### WHAT TO DO
1. In the Michelson Morley text, replace "indicator" with "signal lamp" in the passage between "Judged from within" and "is no fringe.", inclusive, and give that passage again.
2. Recast the entries as a numbered list with blank lines omitted, running from their first line through the line containing "right-tick-label: 65 <box>710 85 723 98</box>", inclusive.

### DOCUMENT SEGMENT
.....

Michelson Morley Revisited

Thorntone E. Murray

April 26, 2012

The 1905 Theory of Special Relativity is considered by many as the solution for the null result of the famous 1887 Michelson Morley interferometer experiment.

In the experiment a monochromatic light beam was split into two perpendicular light beams by a half silvered mirror. The two beams were projected onto separate light paths of equal length with reflectors at the end of each. The two reflected beams intersected at and were recombined by the half silvered mirror. The recombined light beam was examined for fringe; there was virtually none (<.02). This indicated that at the point of intersection the two beams were of the same frequency. Also, the light beams are in phase, that is the light waves in the light beams reunited crest to crest and trough to trough. The interferometer (instrument) was rotated for 360 degrees in its plane in increments. At each increment the examination of fringe yielded the same result. The procedure was repeated at various hours of the day and night as well as various times of the year. The result did not vary.

For this reexamination of the experiment the increment of the instrument is with one light path in the direction of motion and one light path perpendicular to the direction of motion only. An imaginary “Fringe >.02” indicator that illuminates if fringe exceeds that level is added to elucidate a fact. The indicator will not illuminate and absolutely does not influence the experiment.

Terms and Equations:

L’x length of the light path that is in the direction of motion in the moving frame

L’y length of the light path that is perpendicular to the direction of motion in the moving frame

L’o proper length of light paths

f frequency of the light in the light paths

c speed of light

l’x wavelength of the light in light path L’x

l’y wavelength of the light in light path L’y

l’o proper wave length of light in light paths L’x and L’y

t’ time in the moving frame

fl=c light frequency multiplied by the wavelength of the light equals the speed of light

L=ct length of the light path equals the speed of light multiplied by time for light to transit the light path

L=Lo(sqrt(1-v2/c2)) the length contraction equation

The Experiment:

Judged from within the moving frame in the laboratory

Observation: The imaginary “fringe >.02” indicator is not illuminated which verifies there is no fringe.

.....

[Records from a dataset]
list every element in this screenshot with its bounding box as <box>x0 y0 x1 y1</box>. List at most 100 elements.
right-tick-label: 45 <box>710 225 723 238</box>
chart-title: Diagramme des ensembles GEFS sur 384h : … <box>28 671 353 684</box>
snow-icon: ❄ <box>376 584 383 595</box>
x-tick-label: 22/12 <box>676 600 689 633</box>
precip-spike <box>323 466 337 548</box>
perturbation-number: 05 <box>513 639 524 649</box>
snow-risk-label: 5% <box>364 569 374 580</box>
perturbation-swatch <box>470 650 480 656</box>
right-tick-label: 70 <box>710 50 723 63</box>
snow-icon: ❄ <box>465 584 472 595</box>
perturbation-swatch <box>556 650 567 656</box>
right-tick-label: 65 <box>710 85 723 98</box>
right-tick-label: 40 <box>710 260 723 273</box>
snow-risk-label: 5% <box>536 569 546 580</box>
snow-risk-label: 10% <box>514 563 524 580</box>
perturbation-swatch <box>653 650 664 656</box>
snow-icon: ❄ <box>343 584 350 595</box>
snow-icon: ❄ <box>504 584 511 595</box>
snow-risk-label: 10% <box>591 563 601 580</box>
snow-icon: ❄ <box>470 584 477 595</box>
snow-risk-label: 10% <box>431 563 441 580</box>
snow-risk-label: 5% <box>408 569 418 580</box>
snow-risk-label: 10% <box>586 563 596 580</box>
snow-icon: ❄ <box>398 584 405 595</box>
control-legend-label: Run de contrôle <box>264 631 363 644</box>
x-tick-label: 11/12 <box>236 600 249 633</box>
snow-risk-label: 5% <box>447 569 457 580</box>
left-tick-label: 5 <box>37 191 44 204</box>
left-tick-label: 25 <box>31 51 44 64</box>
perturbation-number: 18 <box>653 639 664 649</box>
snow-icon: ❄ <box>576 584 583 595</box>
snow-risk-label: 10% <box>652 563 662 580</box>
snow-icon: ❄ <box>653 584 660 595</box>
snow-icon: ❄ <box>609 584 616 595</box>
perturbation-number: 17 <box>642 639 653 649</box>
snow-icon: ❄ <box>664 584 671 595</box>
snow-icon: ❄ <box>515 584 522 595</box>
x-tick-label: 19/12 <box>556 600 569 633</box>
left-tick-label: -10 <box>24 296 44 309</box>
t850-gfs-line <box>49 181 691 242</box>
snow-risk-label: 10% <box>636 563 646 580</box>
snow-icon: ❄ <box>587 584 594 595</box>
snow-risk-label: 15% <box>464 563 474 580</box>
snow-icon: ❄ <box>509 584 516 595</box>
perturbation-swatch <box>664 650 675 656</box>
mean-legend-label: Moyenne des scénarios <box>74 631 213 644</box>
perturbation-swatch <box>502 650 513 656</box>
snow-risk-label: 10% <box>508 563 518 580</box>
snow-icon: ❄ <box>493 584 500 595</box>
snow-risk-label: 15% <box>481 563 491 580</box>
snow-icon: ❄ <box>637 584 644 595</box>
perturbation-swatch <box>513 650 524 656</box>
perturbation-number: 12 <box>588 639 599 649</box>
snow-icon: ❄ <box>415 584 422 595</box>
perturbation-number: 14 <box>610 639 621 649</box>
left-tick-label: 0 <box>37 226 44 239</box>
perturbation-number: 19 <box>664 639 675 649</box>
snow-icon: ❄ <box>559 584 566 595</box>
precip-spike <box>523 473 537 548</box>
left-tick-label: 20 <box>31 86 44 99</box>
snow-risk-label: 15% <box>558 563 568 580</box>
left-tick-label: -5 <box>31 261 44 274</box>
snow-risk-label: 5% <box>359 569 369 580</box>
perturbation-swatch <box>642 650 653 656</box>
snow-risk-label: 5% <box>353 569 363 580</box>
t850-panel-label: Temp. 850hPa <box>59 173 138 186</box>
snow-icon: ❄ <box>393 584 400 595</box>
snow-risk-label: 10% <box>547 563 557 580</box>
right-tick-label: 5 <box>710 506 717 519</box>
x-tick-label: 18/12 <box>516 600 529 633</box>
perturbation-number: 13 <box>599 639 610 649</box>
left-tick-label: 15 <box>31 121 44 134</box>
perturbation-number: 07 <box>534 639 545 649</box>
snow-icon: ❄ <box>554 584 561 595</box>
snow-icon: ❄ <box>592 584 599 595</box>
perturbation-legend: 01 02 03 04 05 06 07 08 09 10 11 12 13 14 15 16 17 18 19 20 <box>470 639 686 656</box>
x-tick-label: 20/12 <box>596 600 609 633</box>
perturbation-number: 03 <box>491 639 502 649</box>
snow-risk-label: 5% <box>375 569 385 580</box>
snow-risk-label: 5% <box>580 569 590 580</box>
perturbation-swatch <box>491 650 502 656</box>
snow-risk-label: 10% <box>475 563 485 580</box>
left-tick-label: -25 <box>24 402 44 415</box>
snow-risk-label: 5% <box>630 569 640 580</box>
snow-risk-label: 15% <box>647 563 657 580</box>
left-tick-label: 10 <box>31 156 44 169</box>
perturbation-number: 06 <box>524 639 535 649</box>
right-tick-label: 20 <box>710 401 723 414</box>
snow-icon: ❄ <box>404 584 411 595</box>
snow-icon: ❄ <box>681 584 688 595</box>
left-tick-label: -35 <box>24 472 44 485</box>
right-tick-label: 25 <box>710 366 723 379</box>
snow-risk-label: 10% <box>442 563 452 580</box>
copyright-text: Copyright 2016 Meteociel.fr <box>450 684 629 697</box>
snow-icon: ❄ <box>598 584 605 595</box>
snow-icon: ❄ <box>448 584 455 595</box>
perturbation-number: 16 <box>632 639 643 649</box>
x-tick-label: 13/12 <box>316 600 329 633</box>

.....

### ANSWERS BY TASK
1.
Judged from within the moving frame in the laboratory

Observation: The imaginary “fringe >.02” signal lamp is not illuminated which verifies there is no fringe.

2.
1. list every element in this screenshot with its bounding box as <box>x0 y0 x1 y1</box>. List at most 100 elements.
2. right-tick-label: 45 <box>710 225 723 238</box>
3. chart-title: Diagramme des ensembles GEFS sur 384h : … <box>28 671 353 684</box>
4. snow-icon: ❄ <box>376 584 383 595</box>
5. x-tick-label: 22/12 <box>676 600 689 633</box>
6. precip-spike <box>323 466 337 548</box>
7. perturbation-number: 05 <box>513 639 524 649</box>
8. snow-risk-label: 5% <box>364 569 374 580</box>
9. perturbation-swatch <box>470 650 480 656</box>
10. right-tick-label: 70 <box>710 50 723 63</box>
11. snow-icon: ❄ <box>465 584 472 595</box>
12. perturbation-swatch <box>556 650 567 656</box>
13. right-tick-label: 65 <box>710 85 723 98</box>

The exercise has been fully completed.